▸ **Goal**
Reproduce every record below exactly as written, but leave out any pictures.

▸ **Records supplied**
------------------------------------------------------------------------

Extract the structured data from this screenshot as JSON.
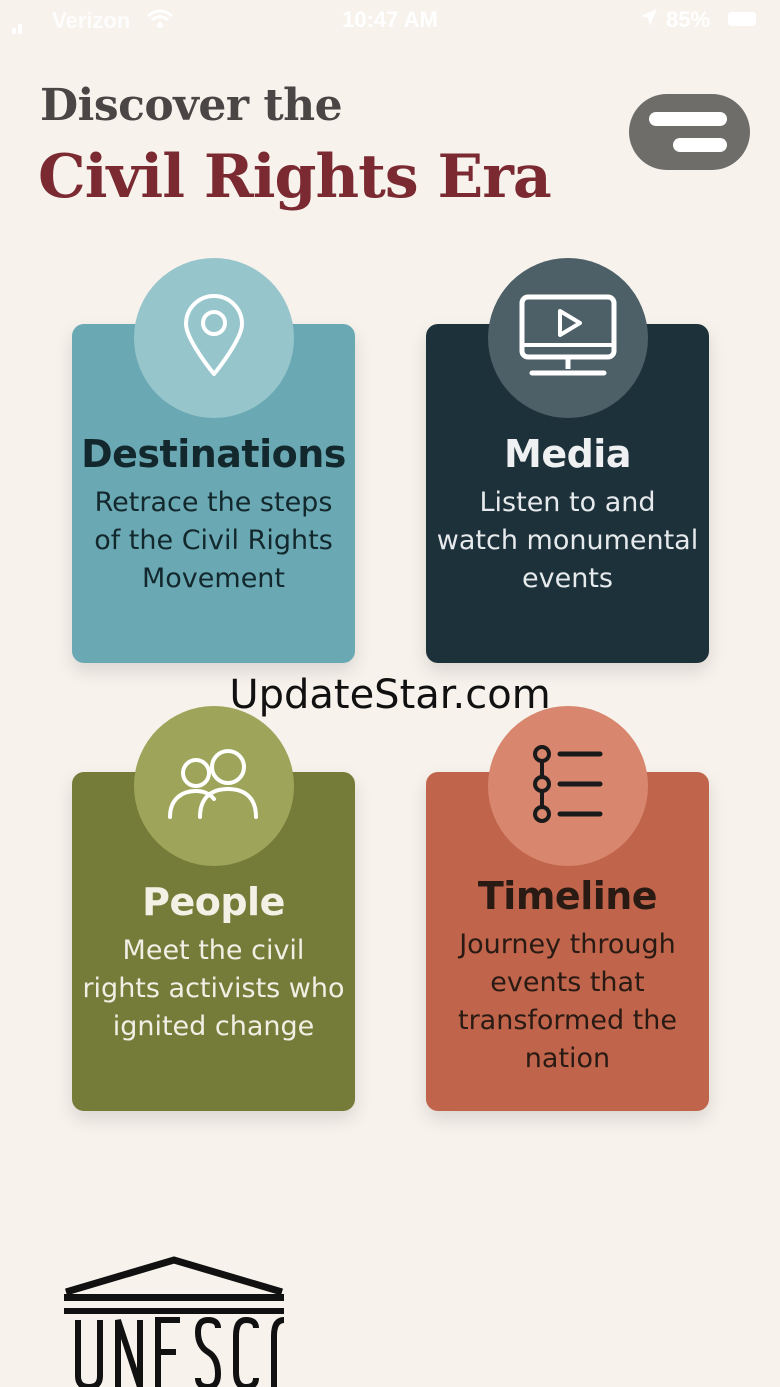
{
  "status_bar": {
    "carrier": "Verizon",
    "time": "10:47 AM",
    "battery": "85%"
  },
  "header": {
    "title_line1": "Discover the",
    "title_line2": "Civil Rights Era",
    "menu_icon": "menu-icon"
  },
  "cards": [
    {
      "title": "Destinations",
      "description": "Retrace the steps of the Civil Rights Movement",
      "icon": "map-pin-icon",
      "color": "#6aa9b4"
    },
    {
      "title": "Media",
      "description": "Listen to and watch monumental events",
      "icon": "video-monitor-icon",
      "color": "#1d313a"
    },
    {
      "title": "People",
      "description": "Meet the civil rights activists who ignited change",
      "icon": "people-icon",
      "color": "#757c3a"
    },
    {
      "title": "Timeline",
      "description": "Journey through events that transformed the nation",
      "icon": "timeline-list-icon",
      "color": "#c0654b"
    }
  ],
  "watermark": "UpdateStar.com",
  "footer": {
    "logo_text": "UNESCO"
  }
}
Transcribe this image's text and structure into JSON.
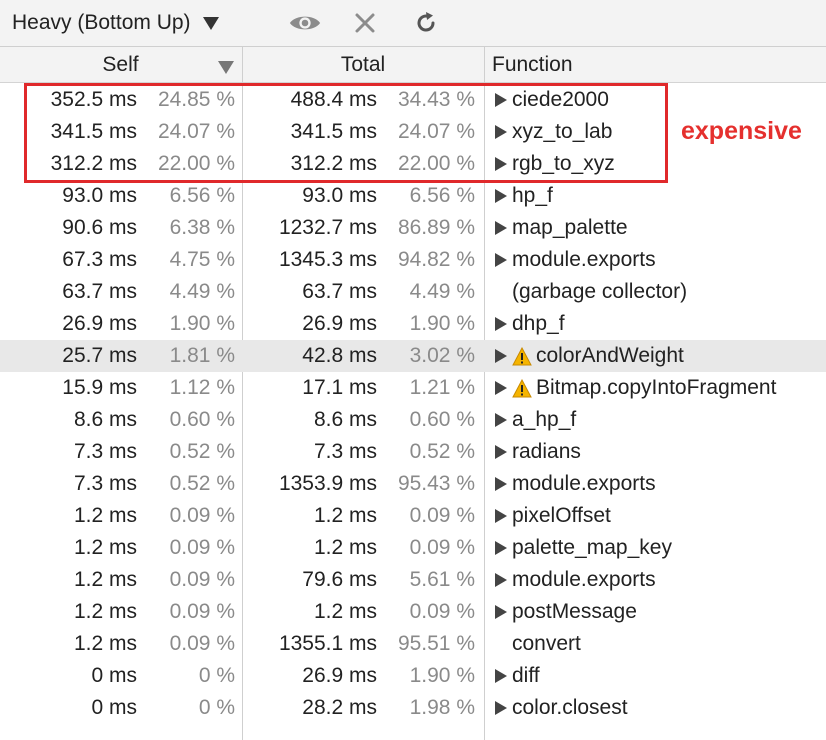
{
  "toolbar": {
    "view_mode": "Heavy (Bottom Up)",
    "focus_icon": "eye-icon",
    "exclude_icon": "close-icon",
    "restore_icon": "refresh-icon"
  },
  "columns": {
    "self": "Self",
    "total": "Total",
    "function": "Function"
  },
  "annotation": "expensive",
  "colors": {
    "highlight": "#e0292b",
    "annotation": "#e5302e",
    "warning": "#f5b400"
  },
  "rows": [
    {
      "self_ms": "352.5 ms",
      "self_pct": "24.85 %",
      "total_ms": "488.4 ms",
      "total_pct": "34.43 %",
      "function": "ciede2000",
      "expandable": true,
      "warning": false
    },
    {
      "self_ms": "341.5 ms",
      "self_pct": "24.07 %",
      "total_ms": "341.5 ms",
      "total_pct": "24.07 %",
      "function": "xyz_to_lab",
      "expandable": true,
      "warning": false
    },
    {
      "self_ms": "312.2 ms",
      "self_pct": "22.00 %",
      "total_ms": "312.2 ms",
      "total_pct": "22.00 %",
      "function": "rgb_to_xyz",
      "expandable": true,
      "warning": false
    },
    {
      "self_ms": "93.0 ms",
      "self_pct": "6.56 %",
      "total_ms": "93.0 ms",
      "total_pct": "6.56 %",
      "function": "hp_f",
      "expandable": true,
      "warning": false
    },
    {
      "self_ms": "90.6 ms",
      "self_pct": "6.38 %",
      "total_ms": "1232.7 ms",
      "total_pct": "86.89 %",
      "function": "map_palette",
      "expandable": true,
      "warning": false
    },
    {
      "self_ms": "67.3 ms",
      "self_pct": "4.75 %",
      "total_ms": "1345.3 ms",
      "total_pct": "94.82 %",
      "function": "module.exports",
      "expandable": true,
      "warning": false
    },
    {
      "self_ms": "63.7 ms",
      "self_pct": "4.49 %",
      "total_ms": "63.7 ms",
      "total_pct": "4.49 %",
      "function": "(garbage collector)",
      "expandable": false,
      "warning": false
    },
    {
      "self_ms": "26.9 ms",
      "self_pct": "1.90 %",
      "total_ms": "26.9 ms",
      "total_pct": "1.90 %",
      "function": "dhp_f",
      "expandable": true,
      "warning": false
    },
    {
      "self_ms": "25.7 ms",
      "self_pct": "1.81 %",
      "total_ms": "42.8 ms",
      "total_pct": "3.02 %",
      "function": "colorAndWeight",
      "expandable": true,
      "warning": true,
      "selected": true
    },
    {
      "self_ms": "15.9 ms",
      "self_pct": "1.12 %",
      "total_ms": "17.1 ms",
      "total_pct": "1.21 %",
      "function": "Bitmap.copyIntoFragment",
      "expandable": true,
      "warning": true
    },
    {
      "self_ms": "8.6 ms",
      "self_pct": "0.60 %",
      "total_ms": "8.6 ms",
      "total_pct": "0.60 %",
      "function": "a_hp_f",
      "expandable": true,
      "warning": false
    },
    {
      "self_ms": "7.3 ms",
      "self_pct": "0.52 %",
      "total_ms": "7.3 ms",
      "total_pct": "0.52 %",
      "function": "radians",
      "expandable": true,
      "warning": false
    },
    {
      "self_ms": "7.3 ms",
      "self_pct": "0.52 %",
      "total_ms": "1353.9 ms",
      "total_pct": "95.43 %",
      "function": "module.exports",
      "expandable": true,
      "warning": false
    },
    {
      "self_ms": "1.2 ms",
      "self_pct": "0.09 %",
      "total_ms": "1.2 ms",
      "total_pct": "0.09 %",
      "function": "pixelOffset",
      "expandable": true,
      "warning": false
    },
    {
      "self_ms": "1.2 ms",
      "self_pct": "0.09 %",
      "total_ms": "1.2 ms",
      "total_pct": "0.09 %",
      "function": "palette_map_key",
      "expandable": true,
      "warning": false
    },
    {
      "self_ms": "1.2 ms",
      "self_pct": "0.09 %",
      "total_ms": "79.6 ms",
      "total_pct": "5.61 %",
      "function": "module.exports",
      "expandable": true,
      "warning": false
    },
    {
      "self_ms": "1.2 ms",
      "self_pct": "0.09 %",
      "total_ms": "1.2 ms",
      "total_pct": "0.09 %",
      "function": "postMessage",
      "expandable": true,
      "warning": false
    },
    {
      "self_ms": "1.2 ms",
      "self_pct": "0.09 %",
      "total_ms": "1355.1 ms",
      "total_pct": "95.51 %",
      "function": "convert",
      "expandable": false,
      "warning": false
    },
    {
      "self_ms": "0 ms",
      "self_pct": "0 %",
      "total_ms": "26.9 ms",
      "total_pct": "1.90 %",
      "function": "diff",
      "expandable": true,
      "warning": false
    },
    {
      "self_ms": "0 ms",
      "self_pct": "0 %",
      "total_ms": "28.2 ms",
      "total_pct": "1.98 %",
      "function": "color.closest",
      "expandable": true,
      "warning": false
    }
  ]
}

------------------------------------------------------------------------

▸ **Written response**
Extract the structured data from this screenshot as JSON.
{
  "status_bar": {
    "carrier": "Verizon",
    "time": "10:47 AM",
    "battery": "85%"
  },
  "header": {
    "title_line1": "Discover the",
    "title_line2": "Civil Rights Era",
    "menu_icon": "menu-icon"
  },
  "cards": [
    {
      "title": "Destinations",
      "description": "Retrace the steps of the Civil Rights Movement",
      "icon": "map-pin-icon",
      "color": "#6aa9b4"
    },
    {
      "title": "Media",
      "description": "Listen to and watch monumental events",
      "icon": "video-monitor-icon",
      "color": "#1d313a"
    },
    {
      "title": "People",
      "description": "Meet the civil rights activists who ignited change",
      "icon": "people-icon",
      "color": "#757c3a"
    },
    {
      "title": "Timeline",
      "description": "Journey through events that transformed the nation",
      "icon": "timeline-list-icon",
      "color": "#c0654b"
    }
  ],
  "watermark": "UpdateStar.com",
  "footer": {
    "logo_text": "UNESCO"
  }
}
Transcribe this image's text and structure into JSON.
{
  "toolbar": {
    "view_mode": "Heavy (Bottom Up)",
    "focus_icon": "eye-icon",
    "exclude_icon": "close-icon",
    "restore_icon": "refresh-icon"
  },
  "columns": {
    "self": "Self",
    "total": "Total",
    "function": "Function"
  },
  "annotation": "expensive",
  "colors": {
    "highlight": "#e0292b",
    "annotation": "#e5302e",
    "warning": "#f5b400"
  },
  "rows": [
    {
      "self_ms": "352.5 ms",
      "self_pct": "24.85 %",
      "total_ms": "488.4 ms",
      "total_pct": "34.43 %",
      "function": "ciede2000",
      "expandable": true,
      "warning": false
    },
    {
      "self_ms": "341.5 ms",
      "self_pct": "24.07 %",
      "total_ms": "341.5 ms",
      "total_pct": "24.07 %",
      "function": "xyz_to_lab",
      "expandable": true,
      "warning": false
    },
    {
      "self_ms": "312.2 ms",
      "self_pct": "22.00 %",
      "total_ms": "312.2 ms",
      "total_pct": "22.00 %",
      "function": "rgb_to_xyz",
      "expandable": true,
      "warning": false
    },
    {
      "self_ms": "93.0 ms",
      "self_pct": "6.56 %",
      "total_ms": "93.0 ms",
      "total_pct": "6.56 %",
      "function": "hp_f",
      "expandable": true,
      "warning": false
    },
    {
      "self_ms": "90.6 ms",
      "self_pct": "6.38 %",
      "total_ms": "1232.7 ms",
      "total_pct": "86.89 %",
      "function": "map_palette",
      "expandable": true,
      "warning": false
    },
    {
      "self_ms": "67.3 ms",
      "self_pct": "4.75 %",
      "total_ms": "1345.3 ms",
      "total_pct": "94.82 %",
      "function": "module.exports",
      "expandable": true,
      "warning": false
    },
    {
      "self_ms": "63.7 ms",
      "self_pct": "4.49 %",
      "total_ms": "63.7 ms",
      "total_pct": "4.49 %",
      "function": "(garbage collector)",
      "expandable": false,
      "warning": false
    },
    {
      "self_ms": "26.9 ms",
      "self_pct": "1.90 %",
      "total_ms": "26.9 ms",
      "total_pct": "1.90 %",
      "function": "dhp_f",
      "expandable": true,
      "warning": false
    },
    {
      "self_ms": "25.7 ms",
      "self_pct": "1.81 %",
      "total_ms": "42.8 ms",
      "total_pct": "3.02 %",
      "function": "colorAndWeight",
      "expandable": true,
      "warning": true,
      "selected": true
    },
    {
      "self_ms": "15.9 ms",
      "self_pct": "1.12 %",
      "total_ms": "17.1 ms",
      "total_pct": "1.21 %",
      "function": "Bitmap.copyIntoFragment",
      "expandable": true,
      "warning": true
    },
    {
      "self_ms": "8.6 ms",
      "self_pct": "0.60 %",
      "total_ms": "8.6 ms",
      "total_pct": "0.60 %",
      "function": "a_hp_f",
      "expandable": true,
      "warning": false
    },
    {
      "self_ms": "7.3 ms",
      "self_pct": "0.52 %",
      "total_ms": "7.3 ms",
      "total_pct": "0.52 %",
      "function": "radians",
      "expandable": true,
      "warning": false
    },
    {
      "self_ms": "7.3 ms",
      "self_pct": "0.52 %",
      "total_ms": "1353.9 ms",
      "total_pct": "95.43 %",
      "function": "module.exports",
      "expandable": true,
      "warning": false
    },
    {
      "self_ms": "1.2 ms",
      "self_pct": "0.09 %",
      "total_ms": "1.2 ms",
      "total_pct": "0.09 %",
      "function": "pixelOffset",
      "expandable": true,
      "warning": false
    },
    {
      "self_ms": "1.2 ms",
      "self_pct": "0.09 %",
      "total_ms": "1.2 ms",
      "total_pct": "0.09 %",
      "function": "palette_map_key",
      "expandable": true,
      "warning": false
    },
    {
      "self_ms": "1.2 ms",
      "self_pct": "0.09 %",
      "total_ms": "79.6 ms",
      "total_pct": "5.61 %",
      "function": "module.exports",
      "expandable": true,
      "warning": false
    },
    {
      "self_ms": "1.2 ms",
      "self_pct": "0.09 %",
      "total_ms": "1.2 ms",
      "total_pct": "0.09 %",
      "function": "postMessage",
      "expandable": true,
      "warning": false
    },
    {
      "self_ms": "1.2 ms",
      "self_pct": "0.09 %",
      "total_ms": "1355.1 ms",
      "total_pct": "95.51 %",
      "function": "convert",
      "expandable": false,
      "warning": false
    },
    {
      "self_ms": "0 ms",
      "self_pct": "0 %",
      "total_ms": "26.9 ms",
      "total_pct": "1.90 %",
      "function": "diff",
      "expandable": true,
      "warning": false
    },
    {
      "self_ms": "0 ms",
      "self_pct": "0 %",
      "total_ms": "28.2 ms",
      "total_pct": "1.98 %",
      "function": "color.closest",
      "expandable": true,
      "warning": false
    }
  ]
}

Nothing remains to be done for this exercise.